--- begin SUPPLIED RECORDS ---
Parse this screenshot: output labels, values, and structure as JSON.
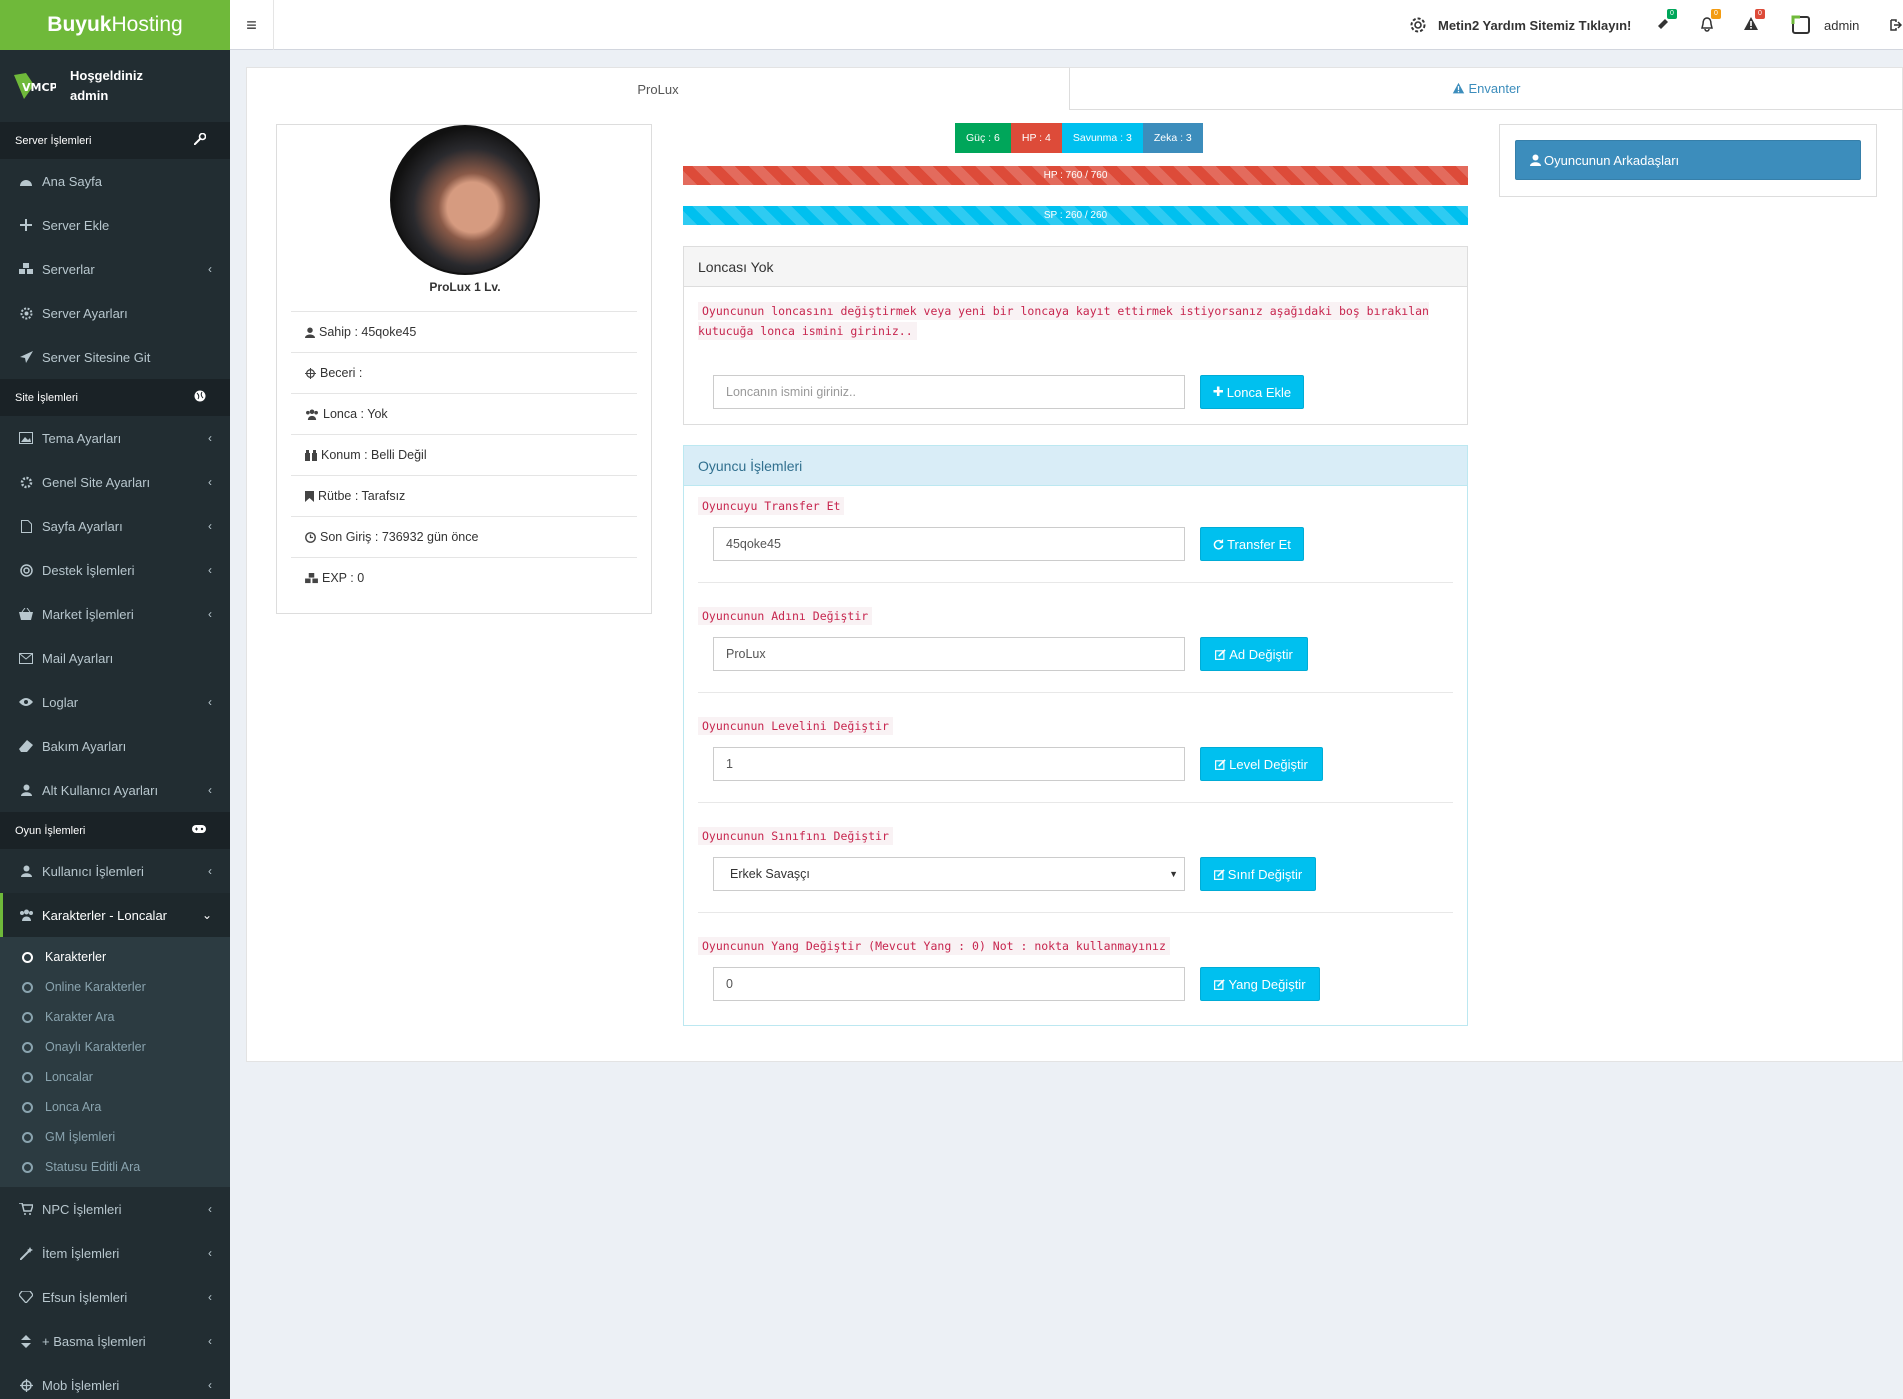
{
  "brand": {
    "bold": "Buyuk",
    "regular": "Hosting"
  },
  "user_panel": {
    "greeting": "Hoşgeldiniz",
    "username": "admin"
  },
  "sidebar": {
    "sections": [
      {
        "title": "Server İşlemleri",
        "icon": "wrench-icon",
        "items": [
          {
            "label": "Ana Sayfa",
            "icon": "dashboard-icon",
            "chevron": false
          },
          {
            "label": "Server Ekle",
            "icon": "plus-icon",
            "chevron": false
          },
          {
            "label": "Serverlar",
            "icon": "cubes-icon",
            "chevron": true
          },
          {
            "label": "Server Ayarları",
            "icon": "gear-icon",
            "chevron": false
          },
          {
            "label": "Server Sitesine Git",
            "icon": "paper-plane-icon",
            "chevron": false
          }
        ]
      },
      {
        "title": "Site İşlemleri",
        "icon": "globe-icon",
        "items": [
          {
            "label": "Tema Ayarları",
            "icon": "image-icon",
            "chevron": true
          },
          {
            "label": "Genel Site Ayarları",
            "icon": "cog-icon",
            "chevron": true
          },
          {
            "label": "Sayfa Ayarları",
            "icon": "file-icon",
            "chevron": true
          },
          {
            "label": "Destek İşlemleri",
            "icon": "lifebuoy-icon",
            "chevron": true
          },
          {
            "label": "Market İşlemleri",
            "icon": "basket-icon",
            "chevron": true
          },
          {
            "label": "Mail Ayarları",
            "icon": "envelope-icon",
            "chevron": false
          },
          {
            "label": "Loglar",
            "icon": "eye-icon",
            "chevron": true
          },
          {
            "label": "Bakım Ayarları",
            "icon": "eraser-icon",
            "chevron": false
          },
          {
            "label": "Alt Kullanıcı Ayarları",
            "icon": "user-icon",
            "chevron": true
          }
        ]
      },
      {
        "title": "Oyun İşlemleri",
        "icon": "gamepad-icon",
        "items": [
          {
            "label": "Kullanıcı İşlemleri",
            "icon": "user-icon",
            "chevron": true
          },
          {
            "label": "Karakterler - Loncalar",
            "icon": "users-icon",
            "chevron": true,
            "active": true,
            "submenu": [
              "Karakterler",
              "Online Karakterler",
              "Karakter Ara",
              "Onaylı Karakterler",
              "Loncalar",
              "Lonca Ara",
              "GM İşlemleri",
              "Statusu Editli Ara"
            ],
            "active_sub": 0
          },
          {
            "label": "NPC İşlemleri",
            "icon": "cart-icon",
            "chevron": true
          },
          {
            "label": "İtem İşlemleri",
            "icon": "magic-icon",
            "chevron": true
          },
          {
            "label": "Efsun İşlemleri",
            "icon": "diamond-icon",
            "chevron": true
          },
          {
            "label": "+ Basma İşlemleri",
            "icon": "sort-icon",
            "chevron": true
          },
          {
            "label": "Mob İşlemleri",
            "icon": "crosshair-icon",
            "chevron": true
          }
        ]
      }
    ]
  },
  "header": {
    "help_link": "Metin2 Yardım Sitemiz Tıklayın!",
    "badges": [
      {
        "icon": "ticket-icon",
        "count": "0",
        "color": "#00a65a"
      },
      {
        "icon": "bell-icon",
        "count": "0",
        "color": "#f39c12"
      },
      {
        "icon": "warning-icon",
        "count": "0",
        "color": "#dd4b39"
      }
    ],
    "admin": "admin"
  },
  "tabs": [
    {
      "label": "ProLux",
      "active": true
    },
    {
      "label": "Envanter",
      "active": false,
      "icon": "warning-icon"
    }
  ],
  "profile": {
    "name_line": "ProLux 1 Lv.",
    "rows": [
      {
        "icon": "user-icon",
        "text": "Sahip : 45qoke45"
      },
      {
        "icon": "crosshair-icon",
        "text": "Beceri :"
      },
      {
        "icon": "users-icon",
        "text": "Lonca : Yok"
      },
      {
        "icon": "binoculars-icon",
        "text": "Konum : Belli Değil"
      },
      {
        "icon": "bookmark-icon",
        "text": "Rütbe : Tarafsız"
      },
      {
        "icon": "clock-icon",
        "text": "Son Giriş : 736932 gün önce"
      },
      {
        "icon": "cubes-icon",
        "text": "EXP : 0"
      }
    ]
  },
  "stats": [
    {
      "label": "Güç : 6",
      "color": "#00a65a"
    },
    {
      "label": "HP : 4",
      "color": "#dd4b39"
    },
    {
      "label": "Savunma : 3",
      "color": "#00c0ef"
    },
    {
      "label": "Zeka : 3",
      "color": "#3c8dbc"
    }
  ],
  "bars": {
    "hp": {
      "label": "HP : 760 / 760",
      "fraction": 1.0
    },
    "sp": {
      "label": "SP : 260 / 260",
      "fraction": 1.0
    }
  },
  "guild": {
    "title": "Loncası Yok",
    "note": "Oyuncunun loncasını değiştirmek veya yeni bir loncaya kayıt ettirmek istiyorsanız aşağıdaki boş bırakılan kutucuğa lonca ismini giriniz..",
    "input_placeholder": "Loncanın ismini giriniz..",
    "button": "Lonca Ekle"
  },
  "ops": {
    "title": "Oyuncu İşlemleri",
    "forms": [
      {
        "label": "Oyuncuyu Transfer Et",
        "value": "45qoke45",
        "button": "Transfer Et",
        "btn_icon": "refresh-icon",
        "type": "input"
      },
      {
        "label": "Oyuncunun Adını Değiştir",
        "value": "ProLux",
        "button": "Ad Değiştir",
        "btn_icon": "edit-icon",
        "type": "input"
      },
      {
        "label": "Oyuncunun Levelini Değiştir",
        "value": "1",
        "button": "Level Değiştir",
        "btn_icon": "edit-icon",
        "type": "input"
      },
      {
        "label": "Oyuncunun Sınıfını Değiştir",
        "value": "Erkek Savaşçı",
        "button": "Sınıf Değiştir",
        "btn_icon": "edit-icon",
        "type": "select"
      },
      {
        "label": "Oyuncunun Yang Değiştir (Mevcut Yang : 0) Not : nokta kullanmayınız",
        "value": "0",
        "button": "Yang Değiştir",
        "btn_icon": "edit-icon",
        "type": "input"
      }
    ]
  },
  "friends_button": "Oyuncunun Arkadaşları",
  "colors": {
    "brand_green": "#6fb93a",
    "sidebar": "#222d32",
    "primary": "#3c8dbc",
    "info": "#00c0ef",
    "danger": "#dd4b39",
    "success": "#00a65a"
  }
}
--- end SUPPLIED RECORDS ---
_GIVEN TASK_. Write out each entry exactly as given, omitting any picture.

_EXERCISE RESULT_.
Parse this screenshot: output labels, values, and structure as JSON.
{
  "brand": {
    "bold": "Buyuk",
    "regular": "Hosting"
  },
  "user_panel": {
    "greeting": "Hoşgeldiniz",
    "username": "admin"
  },
  "sidebar": {
    "sections": [
      {
        "title": "Server İşlemleri",
        "icon": "wrench-icon",
        "items": [
          {
            "label": "Ana Sayfa",
            "icon": "dashboard-icon",
            "chevron": false
          },
          {
            "label": "Server Ekle",
            "icon": "plus-icon",
            "chevron": false
          },
          {
            "label": "Serverlar",
            "icon": "cubes-icon",
            "chevron": true
          },
          {
            "label": "Server Ayarları",
            "icon": "gear-icon",
            "chevron": false
          },
          {
            "label": "Server Sitesine Git",
            "icon": "paper-plane-icon",
            "chevron": false
          }
        ]
      },
      {
        "title": "Site İşlemleri",
        "icon": "globe-icon",
        "items": [
          {
            "label": "Tema Ayarları",
            "icon": "image-icon",
            "chevron": true
          },
          {
            "label": "Genel Site Ayarları",
            "icon": "cog-icon",
            "chevron": true
          },
          {
            "label": "Sayfa Ayarları",
            "icon": "file-icon",
            "chevron": true
          },
          {
            "label": "Destek İşlemleri",
            "icon": "lifebuoy-icon",
            "chevron": true
          },
          {
            "label": "Market İşlemleri",
            "icon": "basket-icon",
            "chevron": true
          },
          {
            "label": "Mail Ayarları",
            "icon": "envelope-icon",
            "chevron": false
          },
          {
            "label": "Loglar",
            "icon": "eye-icon",
            "chevron": true
          },
          {
            "label": "Bakım Ayarları",
            "icon": "eraser-icon",
            "chevron": false
          },
          {
            "label": "Alt Kullanıcı Ayarları",
            "icon": "user-icon",
            "chevron": true
          }
        ]
      },
      {
        "title": "Oyun İşlemleri",
        "icon": "gamepad-icon",
        "items": [
          {
            "label": "Kullanıcı İşlemleri",
            "icon": "user-icon",
            "chevron": true
          },
          {
            "label": "Karakterler - Loncalar",
            "icon": "users-icon",
            "chevron": true,
            "active": true,
            "submenu": [
              "Karakterler",
              "Online Karakterler",
              "Karakter Ara",
              "Onaylı Karakterler",
              "Loncalar",
              "Lonca Ara",
              "GM İşlemleri",
              "Statusu Editli Ara"
            ],
            "active_sub": 0
          },
          {
            "label": "NPC İşlemleri",
            "icon": "cart-icon",
            "chevron": true
          },
          {
            "label": "İtem İşlemleri",
            "icon": "magic-icon",
            "chevron": true
          },
          {
            "label": "Efsun İşlemleri",
            "icon": "diamond-icon",
            "chevron": true
          },
          {
            "label": "+ Basma İşlemleri",
            "icon": "sort-icon",
            "chevron": true
          },
          {
            "label": "Mob İşlemleri",
            "icon": "crosshair-icon",
            "chevron": true
          }
        ]
      }
    ]
  },
  "header": {
    "help_link": "Metin2 Yardım Sitemiz Tıklayın!",
    "badges": [
      {
        "icon": "ticket-icon",
        "count": "0",
        "color": "#00a65a"
      },
      {
        "icon": "bell-icon",
        "count": "0",
        "color": "#f39c12"
      },
      {
        "icon": "warning-icon",
        "count": "0",
        "color": "#dd4b39"
      }
    ],
    "admin": "admin"
  },
  "tabs": [
    {
      "label": "ProLux",
      "active": true
    },
    {
      "label": "Envanter",
      "active": false,
      "icon": "warning-icon"
    }
  ],
  "profile": {
    "name_line": "ProLux 1 Lv.",
    "rows": [
      {
        "icon": "user-icon",
        "text": "Sahip : 45qoke45"
      },
      {
        "icon": "crosshair-icon",
        "text": "Beceri :"
      },
      {
        "icon": "users-icon",
        "text": "Lonca : Yok"
      },
      {
        "icon": "binoculars-icon",
        "text": "Konum : Belli Değil"
      },
      {
        "icon": "bookmark-icon",
        "text": "Rütbe : Tarafsız"
      },
      {
        "icon": "clock-icon",
        "text": "Son Giriş : 736932 gün önce"
      },
      {
        "icon": "cubes-icon",
        "text": "EXP : 0"
      }
    ]
  },
  "stats": [
    {
      "label": "Güç : 6",
      "color": "#00a65a"
    },
    {
      "label": "HP : 4",
      "color": "#dd4b39"
    },
    {
      "label": "Savunma : 3",
      "color": "#00c0ef"
    },
    {
      "label": "Zeka : 3",
      "color": "#3c8dbc"
    }
  ],
  "bars": {
    "hp": {
      "label": "HP : 760 / 760",
      "fraction": 1.0
    },
    "sp": {
      "label": "SP : 260 / 260",
      "fraction": 1.0
    }
  },
  "guild": {
    "title": "Loncası Yok",
    "note": "Oyuncunun loncasını değiştirmek veya yeni bir loncaya kayıt ettirmek istiyorsanız aşağıdaki boş bırakılan kutucuğa lonca ismini giriniz..",
    "input_placeholder": "Loncanın ismini giriniz..",
    "button": "Lonca Ekle"
  },
  "ops": {
    "title": "Oyuncu İşlemleri",
    "forms": [
      {
        "label": "Oyuncuyu Transfer Et",
        "value": "45qoke45",
        "button": "Transfer Et",
        "btn_icon": "refresh-icon",
        "type": "input"
      },
      {
        "label": "Oyuncunun Adını Değiştir",
        "value": "ProLux",
        "button": "Ad Değiştir",
        "btn_icon": "edit-icon",
        "type": "input"
      },
      {
        "label": "Oyuncunun Levelini Değiştir",
        "value": "1",
        "button": "Level Değiştir",
        "btn_icon": "edit-icon",
        "type": "input"
      },
      {
        "label": "Oyuncunun Sınıfını Değiştir",
        "value": "Erkek Savaşçı",
        "button": "Sınıf Değiştir",
        "btn_icon": "edit-icon",
        "type": "select"
      },
      {
        "label": "Oyuncunun Yang Değiştir (Mevcut Yang : 0) Not : nokta kullanmayınız",
        "value": "0",
        "button": "Yang Değiştir",
        "btn_icon": "edit-icon",
        "type": "input"
      }
    ]
  },
  "friends_button": "Oyuncunun Arkadaşları",
  "colors": {
    "brand_green": "#6fb93a",
    "sidebar": "#222d32",
    "primary": "#3c8dbc",
    "info": "#00c0ef",
    "danger": "#dd4b39",
    "success": "#00a65a"
  }
}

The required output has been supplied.